* _TASK GOAL_
Repeat the whole of the data, keeping every detail the same.

Some records:
>> Begin

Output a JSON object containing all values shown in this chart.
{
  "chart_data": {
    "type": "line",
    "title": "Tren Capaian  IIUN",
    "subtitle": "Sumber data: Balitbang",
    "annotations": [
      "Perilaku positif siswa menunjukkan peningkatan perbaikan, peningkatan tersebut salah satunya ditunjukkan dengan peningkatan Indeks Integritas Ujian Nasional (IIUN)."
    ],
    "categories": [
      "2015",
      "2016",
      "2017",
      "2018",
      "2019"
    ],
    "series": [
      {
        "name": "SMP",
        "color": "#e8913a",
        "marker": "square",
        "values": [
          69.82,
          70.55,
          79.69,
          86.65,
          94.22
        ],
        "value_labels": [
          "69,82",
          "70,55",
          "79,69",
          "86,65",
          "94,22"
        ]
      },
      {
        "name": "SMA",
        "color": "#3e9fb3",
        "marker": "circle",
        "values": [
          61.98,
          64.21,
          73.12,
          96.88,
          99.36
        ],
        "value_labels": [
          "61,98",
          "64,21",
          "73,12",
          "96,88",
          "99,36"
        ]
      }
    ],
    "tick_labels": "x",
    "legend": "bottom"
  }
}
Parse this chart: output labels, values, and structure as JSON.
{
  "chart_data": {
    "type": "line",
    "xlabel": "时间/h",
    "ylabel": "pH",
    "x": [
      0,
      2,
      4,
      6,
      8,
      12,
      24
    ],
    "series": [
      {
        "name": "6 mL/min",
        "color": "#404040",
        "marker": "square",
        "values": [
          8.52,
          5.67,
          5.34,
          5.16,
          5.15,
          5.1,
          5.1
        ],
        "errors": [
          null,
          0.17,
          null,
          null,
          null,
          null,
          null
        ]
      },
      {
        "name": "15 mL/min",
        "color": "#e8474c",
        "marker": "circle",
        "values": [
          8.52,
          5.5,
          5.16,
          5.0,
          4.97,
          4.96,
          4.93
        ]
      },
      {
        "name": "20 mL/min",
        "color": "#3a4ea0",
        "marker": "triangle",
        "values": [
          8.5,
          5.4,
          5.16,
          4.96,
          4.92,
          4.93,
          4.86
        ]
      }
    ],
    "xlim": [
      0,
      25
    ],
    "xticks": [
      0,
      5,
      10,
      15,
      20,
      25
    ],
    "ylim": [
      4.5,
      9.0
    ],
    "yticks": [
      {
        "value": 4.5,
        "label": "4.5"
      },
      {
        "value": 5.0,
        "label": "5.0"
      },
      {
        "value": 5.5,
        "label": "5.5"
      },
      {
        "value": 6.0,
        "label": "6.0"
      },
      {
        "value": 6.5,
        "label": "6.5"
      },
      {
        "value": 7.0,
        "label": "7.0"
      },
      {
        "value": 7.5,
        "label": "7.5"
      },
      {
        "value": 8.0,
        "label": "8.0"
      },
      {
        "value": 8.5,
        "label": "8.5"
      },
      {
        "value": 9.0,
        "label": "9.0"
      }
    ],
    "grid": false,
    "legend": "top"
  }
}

>> End

* _REPLY_
Output a JSON object containing all values shown in this chart.
{
  "chart_data": {
    "type": "line",
    "title": "Tren Capaian  IIUN",
    "subtitle": "Sumber data: Balitbang",
    "annotations": [
      "Perilaku positif siswa menunjukkan peningkatan perbaikan, peningkatan tersebut salah satunya ditunjukkan dengan peningkatan Indeks Integritas Ujian Nasional (IIUN)."
    ],
    "categories": [
      "2015",
      "2016",
      "2017",
      "2018",
      "2019"
    ],
    "series": [
      {
        "name": "SMP",
        "color": "#e8913a",
        "marker": "square",
        "values": [
          69.82,
          70.55,
          79.69,
          86.65,
          94.22
        ],
        "value_labels": [
          "69,82",
          "70,55",
          "79,69",
          "86,65",
          "94,22"
        ]
      },
      {
        "name": "SMA",
        "color": "#3e9fb3",
        "marker": "circle",
        "values": [
          61.98,
          64.21,
          73.12,
          96.88,
          99.36
        ],
        "value_labels": [
          "61,98",
          "64,21",
          "73,12",
          "96,88",
          "99,36"
        ]
      }
    ],
    "tick_labels": "x",
    "legend": "bottom"
  }
}
Parse this chart: output labels, values, and structure as JSON.
{
  "chart_data": {
    "type": "line",
    "xlabel": "时间/h",
    "ylabel": "pH",
    "x": [
      0,
      2,
      4,
      6,
      8,
      12,
      24
    ],
    "series": [
      {
        "name": "6 mL/min",
        "color": "#404040",
        "marker": "square",
        "values": [
          8.52,
          5.67,
          5.34,
          5.16,
          5.15,
          5.1,
          5.1
        ],
        "errors": [
          null,
          0.17,
          null,
          null,
          null,
          null,
          null
        ]
      },
      {
        "name": "15 mL/min",
        "color": "#e8474c",
        "marker": "circle",
        "values": [
          8.52,
          5.5,
          5.16,
          5.0,
          4.97,
          4.96,
          4.93
        ]
      },
      {
        "name": "20 mL/min",
        "color": "#3a4ea0",
        "marker": "triangle",
        "values": [
          8.5,
          5.4,
          5.16,
          4.96,
          4.92,
          4.93,
          4.86
        ]
      }
    ],
    "xlim": [
      0,
      25
    ],
    "xticks": [
      0,
      5,
      10,
      15,
      20,
      25
    ],
    "ylim": [
      4.5,
      9.0
    ],
    "yticks": [
      {
        "value": 4.5,
        "label": "4.5"
      },
      {
        "value": 5.0,
        "label": "5.0"
      },
      {
        "value": 5.5,
        "label": "5.5"
      },
      {
        "value": 6.0,
        "label": "6.0"
      },
      {
        "value": 6.5,
        "label": "6.5"
      },
      {
        "value": 7.0,
        "label": "7.0"
      },
      {
        "value": 7.5,
        "label": "7.5"
      },
      {
        "value": 8.0,
        "label": "8.0"
      },
      {
        "value": 8.5,
        "label": "8.5"
      },
      {
        "value": 9.0,
        "label": "9.0"
      }
    ],
    "grid": false,
    "legend": "top"
  }
}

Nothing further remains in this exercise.